(What the exercise asks):
Keep the lines exact and the pictures out as you repeat the following listing.
---
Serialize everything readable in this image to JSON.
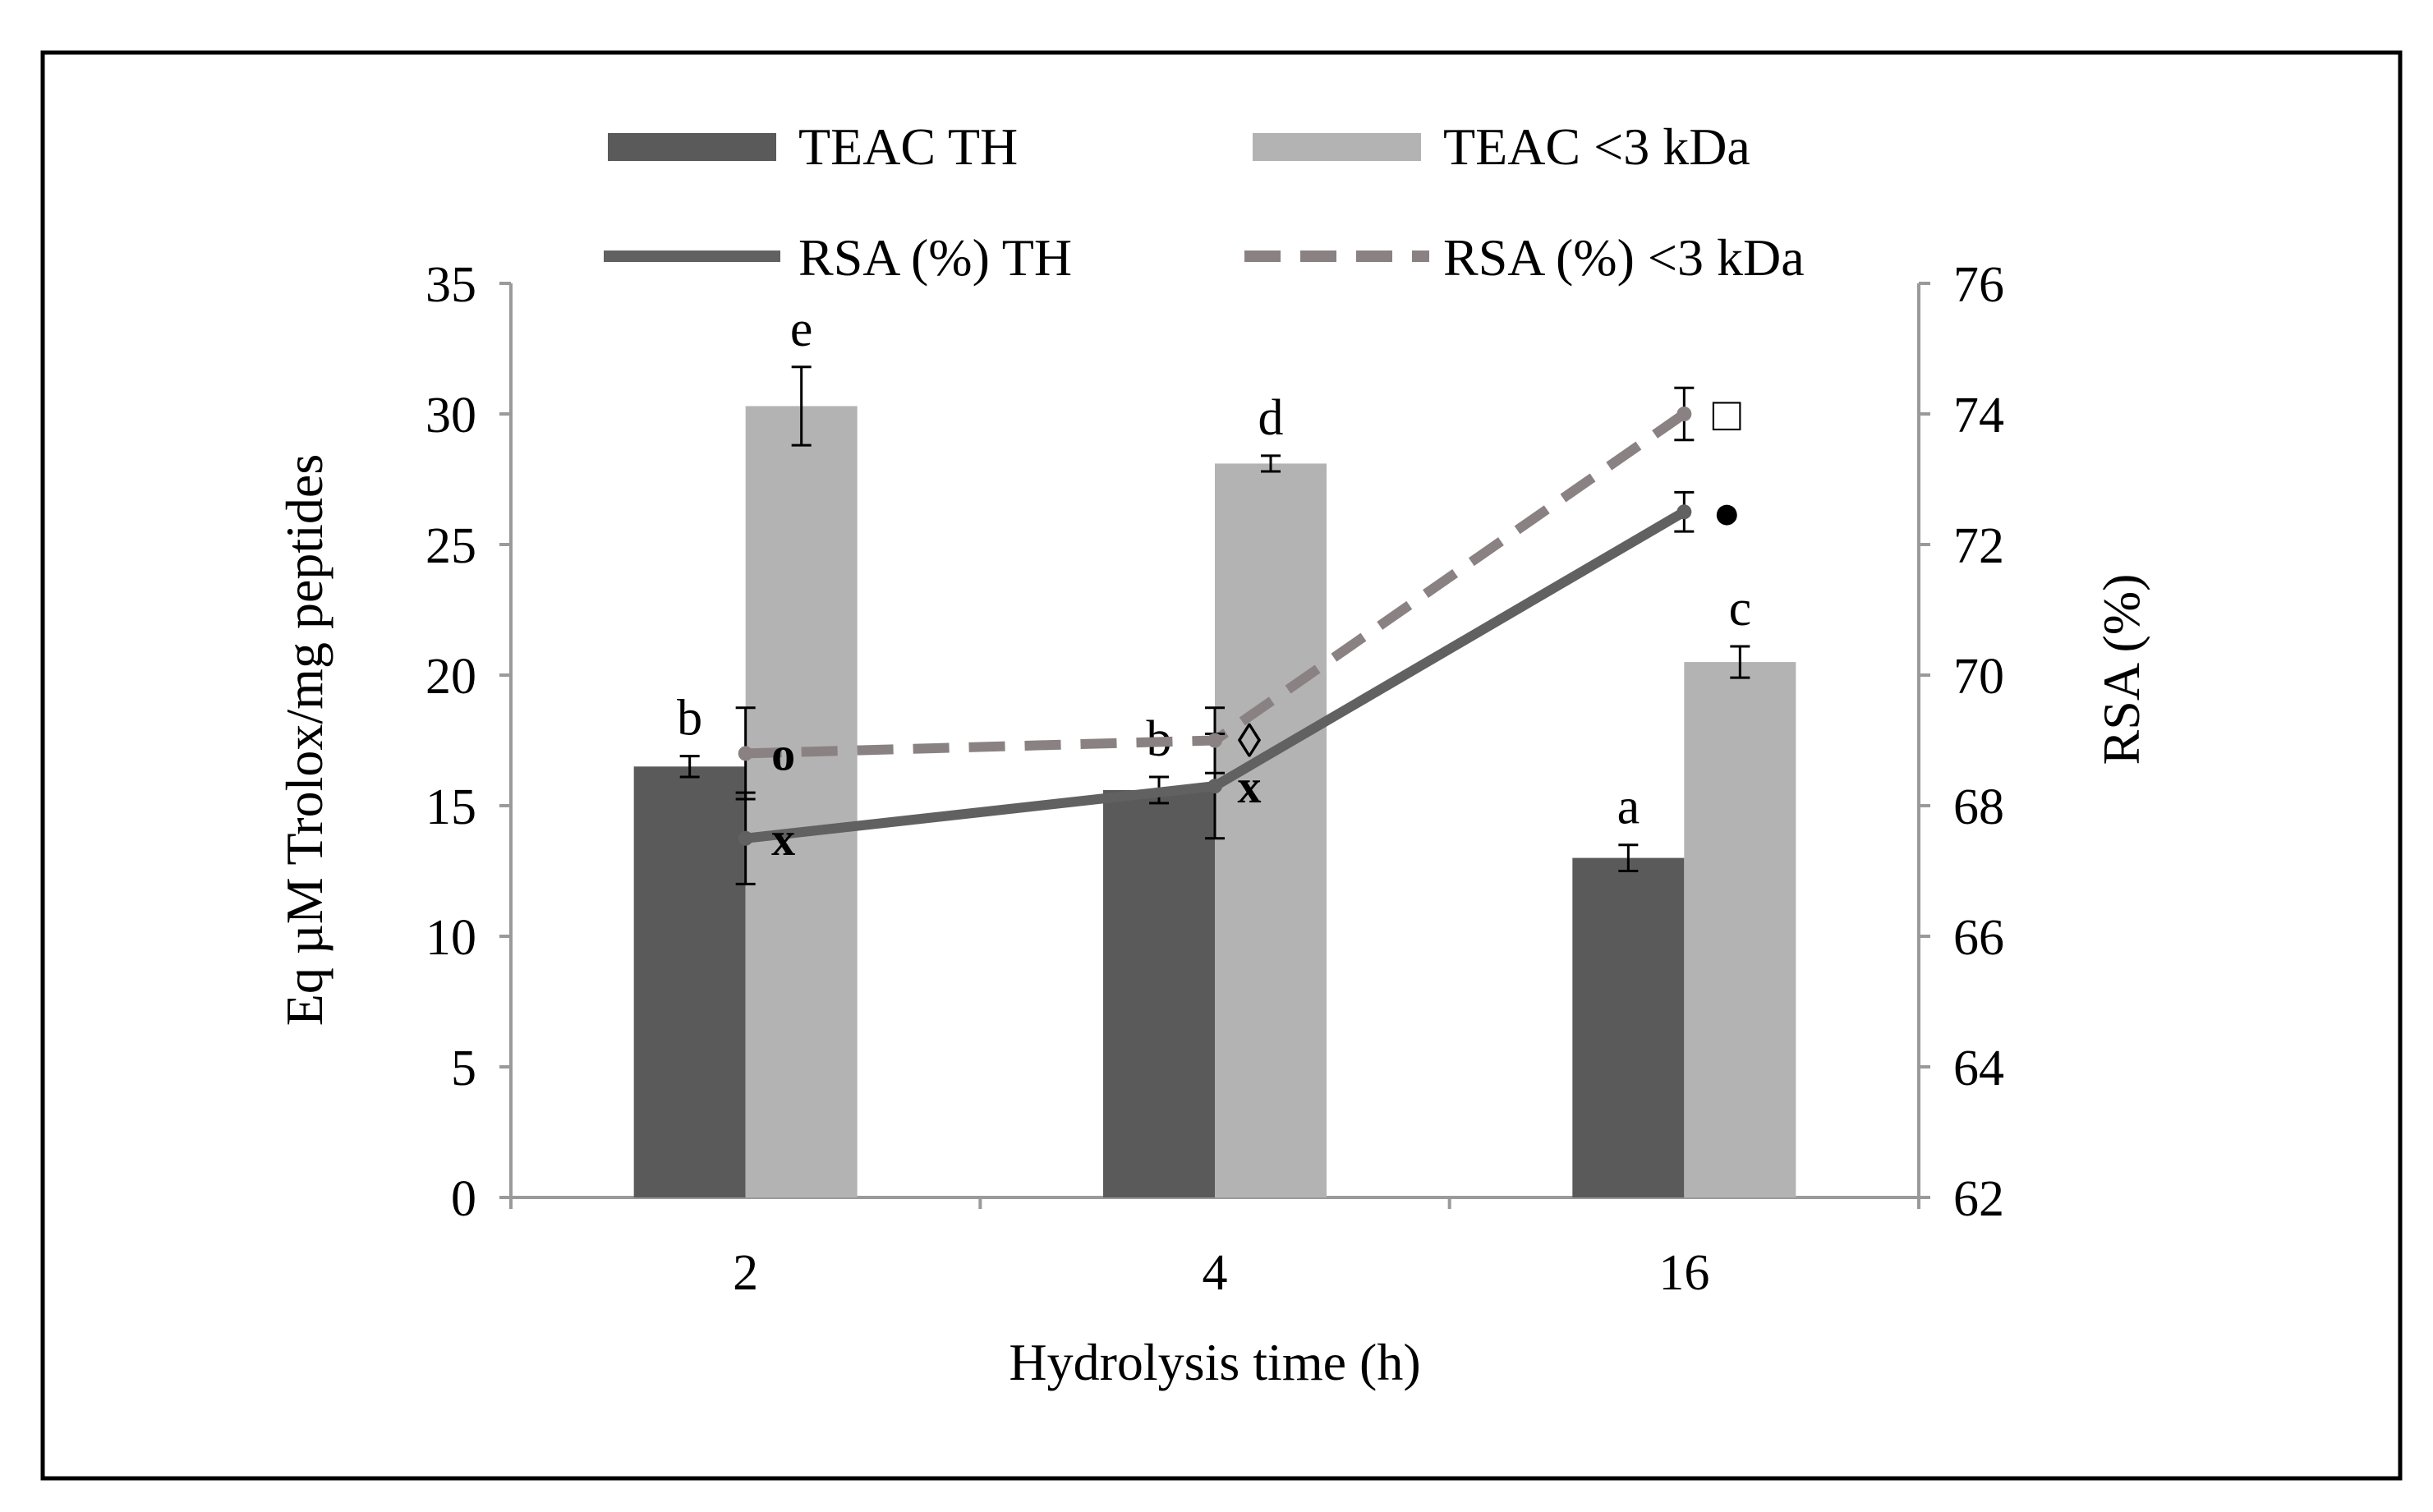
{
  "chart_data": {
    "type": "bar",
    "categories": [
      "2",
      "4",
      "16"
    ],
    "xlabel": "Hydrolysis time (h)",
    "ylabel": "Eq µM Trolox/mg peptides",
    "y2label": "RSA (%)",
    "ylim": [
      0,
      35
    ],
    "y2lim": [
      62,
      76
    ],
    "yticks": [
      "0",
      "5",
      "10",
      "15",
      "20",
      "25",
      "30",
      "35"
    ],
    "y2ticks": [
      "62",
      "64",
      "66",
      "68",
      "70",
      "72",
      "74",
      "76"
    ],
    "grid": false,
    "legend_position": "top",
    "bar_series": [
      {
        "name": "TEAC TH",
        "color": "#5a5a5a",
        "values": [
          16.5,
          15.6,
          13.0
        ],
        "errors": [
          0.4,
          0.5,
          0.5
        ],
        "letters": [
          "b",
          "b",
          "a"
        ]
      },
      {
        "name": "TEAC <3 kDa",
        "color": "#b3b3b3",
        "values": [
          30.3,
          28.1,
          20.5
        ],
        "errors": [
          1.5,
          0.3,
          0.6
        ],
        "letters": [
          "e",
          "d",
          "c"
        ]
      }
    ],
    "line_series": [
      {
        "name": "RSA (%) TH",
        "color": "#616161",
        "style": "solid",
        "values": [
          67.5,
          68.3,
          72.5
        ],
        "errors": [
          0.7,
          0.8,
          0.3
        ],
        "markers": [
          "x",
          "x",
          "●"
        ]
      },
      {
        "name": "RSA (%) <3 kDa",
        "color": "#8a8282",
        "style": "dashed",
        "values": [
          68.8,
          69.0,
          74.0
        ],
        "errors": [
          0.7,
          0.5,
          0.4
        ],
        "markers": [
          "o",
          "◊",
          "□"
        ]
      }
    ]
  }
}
---
(Solution):
Serialize everything readable in this image to JSON.
{
  "chart_data": {
    "type": "bar",
    "categories": [
      "2",
      "4",
      "16"
    ],
    "xlabel": "Hydrolysis time (h)",
    "ylabel": "Eq µM Trolox/mg peptides",
    "y2label": "RSA (%)",
    "ylim": [
      0,
      35
    ],
    "y2lim": [
      62,
      76
    ],
    "yticks": [
      "0",
      "5",
      "10",
      "15",
      "20",
      "25",
      "30",
      "35"
    ],
    "y2ticks": [
      "62",
      "64",
      "66",
      "68",
      "70",
      "72",
      "74",
      "76"
    ],
    "grid": false,
    "legend_position": "top",
    "bar_series": [
      {
        "name": "TEAC TH",
        "color": "#5a5a5a",
        "values": [
          16.5,
          15.6,
          13.0
        ],
        "errors": [
          0.4,
          0.5,
          0.5
        ],
        "letters": [
          "b",
          "b",
          "a"
        ]
      },
      {
        "name": "TEAC <3 kDa",
        "color": "#b3b3b3",
        "values": [
          30.3,
          28.1,
          20.5
        ],
        "errors": [
          1.5,
          0.3,
          0.6
        ],
        "letters": [
          "e",
          "d",
          "c"
        ]
      }
    ],
    "line_series": [
      {
        "name": "RSA (%) TH",
        "color": "#616161",
        "style": "solid",
        "values": [
          67.5,
          68.3,
          72.5
        ],
        "errors": [
          0.7,
          0.8,
          0.3
        ],
        "markers": [
          "x",
          "x",
          "●"
        ]
      },
      {
        "name": "RSA (%) <3 kDa",
        "color": "#8a8282",
        "style": "dashed",
        "values": [
          68.8,
          69.0,
          74.0
        ],
        "errors": [
          0.7,
          0.5,
          0.4
        ],
        "markers": [
          "o",
          "◊",
          "□"
        ]
      }
    ]
  }
}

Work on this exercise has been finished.